▸ EXERCISE DESCRIPTION
Copy the records below unchanged, except replace every "lfc-cell" with "lfc-region".

▸ EXERCISE INPUT
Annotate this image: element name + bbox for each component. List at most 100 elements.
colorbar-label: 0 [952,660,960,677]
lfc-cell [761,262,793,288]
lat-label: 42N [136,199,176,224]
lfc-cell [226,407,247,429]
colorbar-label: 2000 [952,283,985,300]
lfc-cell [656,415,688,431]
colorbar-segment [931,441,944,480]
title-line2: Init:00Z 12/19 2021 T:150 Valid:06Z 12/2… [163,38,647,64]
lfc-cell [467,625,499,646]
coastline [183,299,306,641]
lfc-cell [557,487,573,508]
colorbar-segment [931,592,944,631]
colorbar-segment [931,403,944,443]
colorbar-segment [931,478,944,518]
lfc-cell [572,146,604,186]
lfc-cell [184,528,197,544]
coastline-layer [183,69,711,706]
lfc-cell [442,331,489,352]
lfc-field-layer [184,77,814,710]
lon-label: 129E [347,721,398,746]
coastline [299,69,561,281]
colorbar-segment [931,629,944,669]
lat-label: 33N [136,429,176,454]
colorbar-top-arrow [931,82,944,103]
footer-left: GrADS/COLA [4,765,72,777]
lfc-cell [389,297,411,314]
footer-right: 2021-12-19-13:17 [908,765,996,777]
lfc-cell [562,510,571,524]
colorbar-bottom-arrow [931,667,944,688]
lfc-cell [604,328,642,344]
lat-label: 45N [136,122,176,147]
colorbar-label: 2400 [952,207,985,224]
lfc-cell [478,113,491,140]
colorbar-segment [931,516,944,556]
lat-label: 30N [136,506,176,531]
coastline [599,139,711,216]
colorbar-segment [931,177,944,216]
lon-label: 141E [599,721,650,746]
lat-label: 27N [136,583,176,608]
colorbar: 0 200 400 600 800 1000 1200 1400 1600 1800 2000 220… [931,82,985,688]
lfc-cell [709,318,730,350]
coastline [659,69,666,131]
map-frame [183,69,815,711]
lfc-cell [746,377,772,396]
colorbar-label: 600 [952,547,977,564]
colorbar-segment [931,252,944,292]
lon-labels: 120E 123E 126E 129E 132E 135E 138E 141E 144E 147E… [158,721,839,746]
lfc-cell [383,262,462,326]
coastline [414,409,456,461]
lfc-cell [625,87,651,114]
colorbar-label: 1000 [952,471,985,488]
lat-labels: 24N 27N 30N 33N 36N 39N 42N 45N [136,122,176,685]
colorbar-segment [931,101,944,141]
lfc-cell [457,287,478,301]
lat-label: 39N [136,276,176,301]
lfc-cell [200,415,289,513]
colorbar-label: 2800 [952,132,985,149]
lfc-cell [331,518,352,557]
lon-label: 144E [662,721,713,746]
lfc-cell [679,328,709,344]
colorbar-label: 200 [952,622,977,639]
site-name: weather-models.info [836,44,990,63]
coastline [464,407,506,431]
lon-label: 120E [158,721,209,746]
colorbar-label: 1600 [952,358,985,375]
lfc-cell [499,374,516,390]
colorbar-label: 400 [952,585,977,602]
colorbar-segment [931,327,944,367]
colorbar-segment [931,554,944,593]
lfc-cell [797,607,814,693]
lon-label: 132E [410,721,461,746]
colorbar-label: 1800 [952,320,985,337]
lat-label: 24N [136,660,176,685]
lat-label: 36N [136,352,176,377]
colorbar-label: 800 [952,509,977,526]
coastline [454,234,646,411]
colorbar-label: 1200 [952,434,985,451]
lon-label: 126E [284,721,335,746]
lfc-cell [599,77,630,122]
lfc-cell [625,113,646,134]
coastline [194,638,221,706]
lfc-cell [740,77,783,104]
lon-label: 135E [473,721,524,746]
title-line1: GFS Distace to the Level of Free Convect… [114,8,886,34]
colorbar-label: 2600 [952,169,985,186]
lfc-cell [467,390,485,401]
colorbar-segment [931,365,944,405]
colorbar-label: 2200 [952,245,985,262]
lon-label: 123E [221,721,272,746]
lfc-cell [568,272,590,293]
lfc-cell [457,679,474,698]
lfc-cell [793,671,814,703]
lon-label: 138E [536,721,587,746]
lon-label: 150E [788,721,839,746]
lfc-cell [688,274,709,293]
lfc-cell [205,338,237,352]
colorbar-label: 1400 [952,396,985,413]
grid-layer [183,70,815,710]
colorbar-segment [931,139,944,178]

▸ REPLY TO THE TASK
Annotate this image: element name + bbox for each component. List at most 100 elements.
colorbar-label: 0 [952,660,960,677]
lfc-region [761,262,793,288]
lat-label: 42N [136,199,176,224]
lfc-region [226,407,247,429]
colorbar-label: 2000 [952,283,985,300]
lfc-region [656,415,688,431]
colorbar-segment [931,441,944,480]
title-line2: Init:00Z 12/19 2021 T:150 Valid:06Z 12/2… [163,38,647,64]
lfc-region [467,625,499,646]
coastline [183,299,306,641]
lfc-region [557,487,573,508]
colorbar-segment [931,592,944,631]
colorbar-segment [931,403,944,443]
colorbar-segment [931,478,944,518]
lfc-region [572,146,604,186]
lfc-region [184,528,197,544]
coastline-layer [183,69,711,706]
lfc-region [442,331,489,352]
lfc-field-layer [184,77,814,710]
lon-label: 129E [347,721,398,746]
coastline [299,69,561,281]
colorbar-segment [931,629,944,669]
lat-label: 33N [136,429,176,454]
colorbar-top-arrow [931,82,944,103]
footer-left: GrADS/COLA [4,765,72,777]
lfc-region [389,297,411,314]
footer-right: 2021-12-19-13:17 [908,765,996,777]
lfc-region [562,510,571,524]
colorbar-bottom-arrow [931,667,944,688]
lfc-region [604,328,642,344]
lat-label: 45N [136,122,176,147]
colorbar-label: 2400 [952,207,985,224]
lfc-region [478,113,491,140]
colorbar-segment [931,516,944,556]
lat-label: 30N [136,506,176,531]
coastline [599,139,711,216]
colorbar-segment [931,177,944,216]
lon-label: 141E [599,721,650,746]
lat-label: 27N [136,583,176,608]
colorbar: 0 200 400 600 800 1000 1200 1400 1600 1800 2000 220… [931,82,985,688]
lfc-region [709,318,730,350]
coastline [659,69,666,131]
map-frame [183,69,815,711]
lfc-region [746,377,772,396]
colorbar-label: 600 [952,547,977,564]
colorbar-segment [931,252,944,292]
lon-labels: 120E 123E 126E 129E 132E 135E 138E 141E 144E 147E… [158,721,839,746]
lfc-region [383,262,462,326]
coastline [414,409,456,461]
lfc-region [625,87,651,114]
colorbar-label: 1000 [952,471,985,488]
lat-labels: 24N 27N 30N 33N 36N 39N 42N 45N [136,122,176,685]
colorbar-segment [931,101,944,141]
lfc-region [457,287,478,301]
lat-label: 39N [136,276,176,301]
lfc-region [200,415,289,513]
colorbar-label: 2800 [952,132,985,149]
lfc-region [331,518,352,557]
lon-label: 144E [662,721,713,746]
lfc-region [679,328,709,344]
colorbar-label: 200 [952,622,977,639]
site-name: weather-models.info [836,44,990,63]
coastline [464,407,506,431]
lon-label: 120E [158,721,209,746]
colorbar-label: 1600 [952,358,985,375]
lfc-region [499,374,516,390]
colorbar-label: 400 [952,585,977,602]
colorbar-segment [931,327,944,367]
colorbar-segment [931,554,944,593]
lfc-region [797,607,814,693]
lon-label: 132E [410,721,461,746]
colorbar-label: 1800 [952,320,985,337]
lat-label: 24N [136,660,176,685]
lat-label: 36N [136,352,176,377]
colorbar-label: 800 [952,509,977,526]
coastline [454,234,646,411]
colorbar-label: 1200 [952,434,985,451]
lon-label: 126E [284,721,335,746]
lfc-region [599,77,630,122]
lfc-region [625,113,646,134]
coastline [194,638,221,706]
lfc-region [740,77,783,104]
lon-label: 135E [473,721,524,746]
title-line1: GFS Distace to the Level of Free Convect… [114,8,886,34]
colorbar-label: 2600 [952,169,985,186]
lfc-region [467,390,485,401]
colorbar-segment [931,365,944,405]
colorbar-label: 2200 [952,245,985,262]
lon-label: 123E [221,721,272,746]
lfc-region [568,272,590,293]
lfc-region [457,679,474,698]
lfc-region [793,671,814,703]
lon-label: 138E [536,721,587,746]
lon-label: 150E [788,721,839,746]
lfc-region [688,274,709,293]
lfc-region [205,338,237,352]
colorbar-label: 1400 [952,396,985,413]
grid-layer [183,70,815,710]
colorbar-segment [931,139,944,178]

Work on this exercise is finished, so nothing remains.